> **PROBLEM REQUIREMENTS**
Print the data exactly as it is given, please.

> **INFORMATION GIVEN**
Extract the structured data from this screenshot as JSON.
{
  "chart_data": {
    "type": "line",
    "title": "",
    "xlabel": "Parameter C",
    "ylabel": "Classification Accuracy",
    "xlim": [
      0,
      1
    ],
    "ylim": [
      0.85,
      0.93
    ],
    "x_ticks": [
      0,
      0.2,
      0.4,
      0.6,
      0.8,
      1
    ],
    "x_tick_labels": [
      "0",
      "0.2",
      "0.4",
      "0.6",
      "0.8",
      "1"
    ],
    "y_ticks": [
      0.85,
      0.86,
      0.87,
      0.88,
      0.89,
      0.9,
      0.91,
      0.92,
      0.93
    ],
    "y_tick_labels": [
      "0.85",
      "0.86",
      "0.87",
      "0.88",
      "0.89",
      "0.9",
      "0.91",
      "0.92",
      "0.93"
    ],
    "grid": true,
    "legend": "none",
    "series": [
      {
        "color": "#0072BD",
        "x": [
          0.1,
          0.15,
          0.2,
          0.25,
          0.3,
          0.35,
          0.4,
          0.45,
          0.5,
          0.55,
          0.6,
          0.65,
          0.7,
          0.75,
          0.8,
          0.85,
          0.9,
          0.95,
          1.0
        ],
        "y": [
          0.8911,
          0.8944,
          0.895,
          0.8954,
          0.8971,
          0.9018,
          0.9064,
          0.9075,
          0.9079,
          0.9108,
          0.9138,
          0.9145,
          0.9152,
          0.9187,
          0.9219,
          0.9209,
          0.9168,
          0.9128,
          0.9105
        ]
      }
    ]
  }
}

> **TASK SOLUTION**
Extract the structured data from this screenshot as JSON.
{
  "chart_data": {
    "type": "line",
    "title": "",
    "xlabel": "Parameter C",
    "ylabel": "Classification Accuracy",
    "xlim": [
      0,
      1
    ],
    "ylim": [
      0.85,
      0.93
    ],
    "x_ticks": [
      0,
      0.2,
      0.4,
      0.6,
      0.8,
      1
    ],
    "x_tick_labels": [
      "0",
      "0.2",
      "0.4",
      "0.6",
      "0.8",
      "1"
    ],
    "y_ticks": [
      0.85,
      0.86,
      0.87,
      0.88,
      0.89,
      0.9,
      0.91,
      0.92,
      0.93
    ],
    "y_tick_labels": [
      "0.85",
      "0.86",
      "0.87",
      "0.88",
      "0.89",
      "0.9",
      "0.91",
      "0.92",
      "0.93"
    ],
    "grid": true,
    "legend": "none",
    "series": [
      {
        "color": "#0072BD",
        "x": [
          0.1,
          0.15,
          0.2,
          0.25,
          0.3,
          0.35,
          0.4,
          0.45,
          0.5,
          0.55,
          0.6,
          0.65,
          0.7,
          0.75,
          0.8,
          0.85,
          0.9,
          0.95,
          1.0
        ],
        "y": [
          0.8911,
          0.8944,
          0.895,
          0.8954,
          0.8971,
          0.9018,
          0.9064,
          0.9075,
          0.9079,
          0.9108,
          0.9138,
          0.9145,
          0.9152,
          0.9187,
          0.9219,
          0.9209,
          0.9168,
          0.9128,
          0.9105
        ]
      }
    ]
  }
}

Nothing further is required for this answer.